(WHAT YOU ARE ASKED TO DO)
Reproduce word for word the passage of the end-of-life care text from "PAS is defined" to "end of life.".

(DOCUMENT EXTRACT)

>>>

End-of-life care is an important issue for patients, families, and caregivers. In its 2014 report, "Dying in America: Improving Quality and Honoring Individual Preferences Near the End of Life," the Institute of Medicine (IOM) indicates that despite considerable progress, important challenges remain in providing end-of-life care for Americans that is high quality, compassionate, and reflective of individuals' care preferences.[1] The IOM report explicitly recommends that end-of-life care be person-centered, family-oriented, available, and covered by insurance. The report further states that patients who receive palliative care and hospice may live longer than similarly ill people who do not receive such care, and that these services eliminate much of the symptom burden and uncertainty often associated with dying. The IOM report does not address the issue of physician-assisted suicide (PAS), but the shift in the patient-physician relationship away from paternalism and toward shared decision making in which patients' preferences and autonomy are more explicitly recognized, the legalization of PAS in several states, and medicine's ability to extend life often without parallel extension of function, make PAS a salient—and controversial—topic.

PAS is defined as the physician providing medication or a prescription to a terminally ill patient at the patient's explicit request with the understanding that the patient intends to use the medication(s) to end his/her life.[2] With advances in medicine and technology, individuals with chronic and terminal diseases are living longer but often face prolonged periods of disability and potential uncertainty related to their conditions. This trend has led to increased attention to PAS as a potential option for patients at the end of life.

<<<

(EXTRACTED MATERIAL)
>>>

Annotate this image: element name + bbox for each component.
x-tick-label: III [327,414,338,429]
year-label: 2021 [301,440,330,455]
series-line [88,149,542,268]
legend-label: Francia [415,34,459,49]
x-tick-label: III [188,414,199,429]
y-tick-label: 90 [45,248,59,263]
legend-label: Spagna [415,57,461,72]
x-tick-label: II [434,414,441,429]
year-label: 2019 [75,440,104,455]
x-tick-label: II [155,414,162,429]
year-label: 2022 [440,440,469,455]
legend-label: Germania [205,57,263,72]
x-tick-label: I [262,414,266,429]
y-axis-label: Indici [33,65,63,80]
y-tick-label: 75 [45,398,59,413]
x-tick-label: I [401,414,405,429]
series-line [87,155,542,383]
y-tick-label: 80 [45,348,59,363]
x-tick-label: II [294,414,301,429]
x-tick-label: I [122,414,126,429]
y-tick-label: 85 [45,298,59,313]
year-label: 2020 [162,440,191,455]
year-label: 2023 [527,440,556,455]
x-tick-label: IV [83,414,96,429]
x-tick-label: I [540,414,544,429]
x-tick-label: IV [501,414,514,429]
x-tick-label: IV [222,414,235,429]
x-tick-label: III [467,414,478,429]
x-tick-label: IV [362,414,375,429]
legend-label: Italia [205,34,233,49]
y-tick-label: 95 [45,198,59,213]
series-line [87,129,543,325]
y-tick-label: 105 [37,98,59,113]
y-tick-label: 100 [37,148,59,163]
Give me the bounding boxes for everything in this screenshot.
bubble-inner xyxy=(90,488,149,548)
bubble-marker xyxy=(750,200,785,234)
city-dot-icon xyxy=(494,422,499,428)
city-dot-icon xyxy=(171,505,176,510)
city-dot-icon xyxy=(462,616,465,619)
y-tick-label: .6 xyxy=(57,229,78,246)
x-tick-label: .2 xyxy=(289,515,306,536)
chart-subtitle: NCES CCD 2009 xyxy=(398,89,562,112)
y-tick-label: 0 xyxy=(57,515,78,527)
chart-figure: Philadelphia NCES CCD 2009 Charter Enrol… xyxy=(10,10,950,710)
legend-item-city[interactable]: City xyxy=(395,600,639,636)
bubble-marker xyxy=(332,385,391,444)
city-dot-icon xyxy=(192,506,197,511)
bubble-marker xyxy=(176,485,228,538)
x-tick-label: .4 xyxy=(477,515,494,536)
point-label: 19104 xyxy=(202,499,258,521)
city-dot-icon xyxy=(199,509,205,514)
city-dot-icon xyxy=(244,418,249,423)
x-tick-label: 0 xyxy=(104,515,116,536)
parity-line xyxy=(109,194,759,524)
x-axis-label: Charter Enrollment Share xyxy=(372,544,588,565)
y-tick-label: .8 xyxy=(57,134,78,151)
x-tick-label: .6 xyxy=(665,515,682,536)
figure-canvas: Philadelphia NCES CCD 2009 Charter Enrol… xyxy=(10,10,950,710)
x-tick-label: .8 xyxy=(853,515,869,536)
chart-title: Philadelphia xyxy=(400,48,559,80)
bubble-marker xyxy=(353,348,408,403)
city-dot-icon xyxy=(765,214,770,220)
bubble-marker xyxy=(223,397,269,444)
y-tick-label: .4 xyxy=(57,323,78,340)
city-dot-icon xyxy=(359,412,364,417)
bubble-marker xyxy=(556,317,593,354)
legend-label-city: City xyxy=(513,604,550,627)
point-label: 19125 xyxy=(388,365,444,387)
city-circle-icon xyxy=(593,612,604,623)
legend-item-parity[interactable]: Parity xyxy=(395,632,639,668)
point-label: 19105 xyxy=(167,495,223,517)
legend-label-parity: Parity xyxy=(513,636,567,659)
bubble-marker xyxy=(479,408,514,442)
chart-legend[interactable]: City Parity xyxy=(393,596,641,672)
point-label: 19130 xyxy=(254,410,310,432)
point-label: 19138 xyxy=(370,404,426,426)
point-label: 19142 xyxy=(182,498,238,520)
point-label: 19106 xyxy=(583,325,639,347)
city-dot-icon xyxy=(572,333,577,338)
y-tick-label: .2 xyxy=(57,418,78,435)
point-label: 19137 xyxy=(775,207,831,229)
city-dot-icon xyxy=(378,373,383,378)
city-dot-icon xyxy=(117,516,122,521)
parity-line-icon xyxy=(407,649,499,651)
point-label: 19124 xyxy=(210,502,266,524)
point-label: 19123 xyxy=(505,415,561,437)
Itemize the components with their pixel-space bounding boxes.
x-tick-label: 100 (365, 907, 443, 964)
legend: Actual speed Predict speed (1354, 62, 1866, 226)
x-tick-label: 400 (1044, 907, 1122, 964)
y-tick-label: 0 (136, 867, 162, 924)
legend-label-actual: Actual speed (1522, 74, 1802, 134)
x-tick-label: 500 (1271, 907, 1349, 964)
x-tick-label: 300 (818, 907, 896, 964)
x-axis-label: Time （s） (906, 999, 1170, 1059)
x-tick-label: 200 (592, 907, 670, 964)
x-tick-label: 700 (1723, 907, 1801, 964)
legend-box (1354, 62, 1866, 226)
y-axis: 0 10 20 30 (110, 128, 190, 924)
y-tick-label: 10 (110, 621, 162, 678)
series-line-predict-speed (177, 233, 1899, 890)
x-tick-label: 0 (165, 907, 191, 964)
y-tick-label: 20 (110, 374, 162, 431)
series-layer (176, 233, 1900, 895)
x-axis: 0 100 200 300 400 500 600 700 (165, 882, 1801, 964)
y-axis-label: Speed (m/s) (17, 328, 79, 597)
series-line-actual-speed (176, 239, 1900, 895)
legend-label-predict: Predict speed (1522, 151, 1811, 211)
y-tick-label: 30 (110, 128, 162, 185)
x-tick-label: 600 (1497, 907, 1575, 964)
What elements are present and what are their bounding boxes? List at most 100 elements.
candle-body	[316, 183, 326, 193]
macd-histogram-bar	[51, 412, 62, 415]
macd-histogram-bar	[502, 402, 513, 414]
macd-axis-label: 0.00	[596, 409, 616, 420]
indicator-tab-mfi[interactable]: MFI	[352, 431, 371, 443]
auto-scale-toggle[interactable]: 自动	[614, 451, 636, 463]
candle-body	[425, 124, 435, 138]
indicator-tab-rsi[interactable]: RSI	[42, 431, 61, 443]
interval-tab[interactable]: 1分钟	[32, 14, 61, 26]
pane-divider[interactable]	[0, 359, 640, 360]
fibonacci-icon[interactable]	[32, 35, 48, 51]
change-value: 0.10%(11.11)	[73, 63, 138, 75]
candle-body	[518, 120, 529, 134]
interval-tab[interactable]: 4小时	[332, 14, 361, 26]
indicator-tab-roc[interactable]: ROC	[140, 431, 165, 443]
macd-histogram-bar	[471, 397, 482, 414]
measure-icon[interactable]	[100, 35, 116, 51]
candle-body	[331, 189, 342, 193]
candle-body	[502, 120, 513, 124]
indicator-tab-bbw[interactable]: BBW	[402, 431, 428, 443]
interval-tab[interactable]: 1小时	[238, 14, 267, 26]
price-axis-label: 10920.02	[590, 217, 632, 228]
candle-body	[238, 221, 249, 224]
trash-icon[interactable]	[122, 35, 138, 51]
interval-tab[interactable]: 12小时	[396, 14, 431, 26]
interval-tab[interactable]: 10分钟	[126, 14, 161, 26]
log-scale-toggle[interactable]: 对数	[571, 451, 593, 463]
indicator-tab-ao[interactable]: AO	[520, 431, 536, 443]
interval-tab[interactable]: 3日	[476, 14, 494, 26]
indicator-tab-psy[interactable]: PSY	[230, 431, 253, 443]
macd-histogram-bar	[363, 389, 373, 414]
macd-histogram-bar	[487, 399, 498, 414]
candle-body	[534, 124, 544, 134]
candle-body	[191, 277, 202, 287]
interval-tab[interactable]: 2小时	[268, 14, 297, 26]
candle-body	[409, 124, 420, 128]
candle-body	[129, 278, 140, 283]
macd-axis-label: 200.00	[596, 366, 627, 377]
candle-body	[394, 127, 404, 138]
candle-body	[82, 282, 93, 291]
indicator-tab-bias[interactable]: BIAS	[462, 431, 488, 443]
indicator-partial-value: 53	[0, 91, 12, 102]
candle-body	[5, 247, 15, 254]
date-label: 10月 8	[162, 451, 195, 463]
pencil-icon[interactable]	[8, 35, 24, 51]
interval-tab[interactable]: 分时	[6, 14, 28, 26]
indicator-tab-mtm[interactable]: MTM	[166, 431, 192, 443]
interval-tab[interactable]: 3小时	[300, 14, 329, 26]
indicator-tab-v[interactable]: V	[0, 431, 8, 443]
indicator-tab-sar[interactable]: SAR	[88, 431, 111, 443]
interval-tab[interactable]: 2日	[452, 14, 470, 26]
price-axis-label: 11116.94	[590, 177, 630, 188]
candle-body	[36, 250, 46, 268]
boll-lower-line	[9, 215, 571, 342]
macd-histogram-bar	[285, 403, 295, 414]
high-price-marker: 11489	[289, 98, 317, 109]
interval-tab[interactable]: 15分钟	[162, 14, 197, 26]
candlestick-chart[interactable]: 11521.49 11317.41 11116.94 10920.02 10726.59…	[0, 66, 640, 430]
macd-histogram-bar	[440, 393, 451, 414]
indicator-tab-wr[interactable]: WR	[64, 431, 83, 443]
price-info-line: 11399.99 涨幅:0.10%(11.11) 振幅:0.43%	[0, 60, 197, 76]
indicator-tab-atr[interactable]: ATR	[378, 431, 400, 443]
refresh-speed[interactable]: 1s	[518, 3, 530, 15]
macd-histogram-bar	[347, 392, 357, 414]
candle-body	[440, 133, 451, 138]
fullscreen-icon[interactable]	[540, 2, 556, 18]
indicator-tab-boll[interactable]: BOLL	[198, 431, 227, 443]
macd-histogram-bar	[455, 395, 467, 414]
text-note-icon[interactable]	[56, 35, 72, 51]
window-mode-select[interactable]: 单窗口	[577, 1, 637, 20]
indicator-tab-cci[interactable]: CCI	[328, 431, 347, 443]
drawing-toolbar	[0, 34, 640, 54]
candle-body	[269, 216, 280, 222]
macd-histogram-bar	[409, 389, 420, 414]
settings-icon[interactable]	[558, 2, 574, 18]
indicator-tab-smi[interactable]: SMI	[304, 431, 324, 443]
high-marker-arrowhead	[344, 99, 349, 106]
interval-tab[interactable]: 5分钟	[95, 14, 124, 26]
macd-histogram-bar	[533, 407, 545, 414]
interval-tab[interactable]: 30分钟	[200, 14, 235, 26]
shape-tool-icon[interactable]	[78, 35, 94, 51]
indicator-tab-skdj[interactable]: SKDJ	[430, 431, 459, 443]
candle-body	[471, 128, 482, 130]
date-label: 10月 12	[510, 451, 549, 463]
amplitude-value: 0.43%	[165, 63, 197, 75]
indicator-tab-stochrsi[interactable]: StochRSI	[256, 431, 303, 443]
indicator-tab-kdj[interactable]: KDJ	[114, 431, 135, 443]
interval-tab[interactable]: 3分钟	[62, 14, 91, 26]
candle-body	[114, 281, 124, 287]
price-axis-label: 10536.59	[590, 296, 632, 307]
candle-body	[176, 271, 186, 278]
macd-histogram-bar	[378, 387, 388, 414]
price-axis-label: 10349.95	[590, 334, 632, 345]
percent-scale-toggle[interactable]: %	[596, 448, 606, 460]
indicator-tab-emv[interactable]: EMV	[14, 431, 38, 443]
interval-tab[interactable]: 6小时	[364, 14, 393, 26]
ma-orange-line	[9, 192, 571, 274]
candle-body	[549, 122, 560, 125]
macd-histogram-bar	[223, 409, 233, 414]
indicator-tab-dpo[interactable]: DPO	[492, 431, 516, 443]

<<<

(ANSWER BOX)
PAS is defined as the physician providing medication or a prescription to a terminally ill patient at the patient's explicit request with the understanding that the patient intends to use the medication(s) to end his/her life.[2] With advances in medicine and technology, individuals with chronic and terminal diseases are living longer but often face prolonged periods of disability and potential uncertainty related to their conditions. This trend has led to increased attention to PAS as a potential option for patients at the end of life.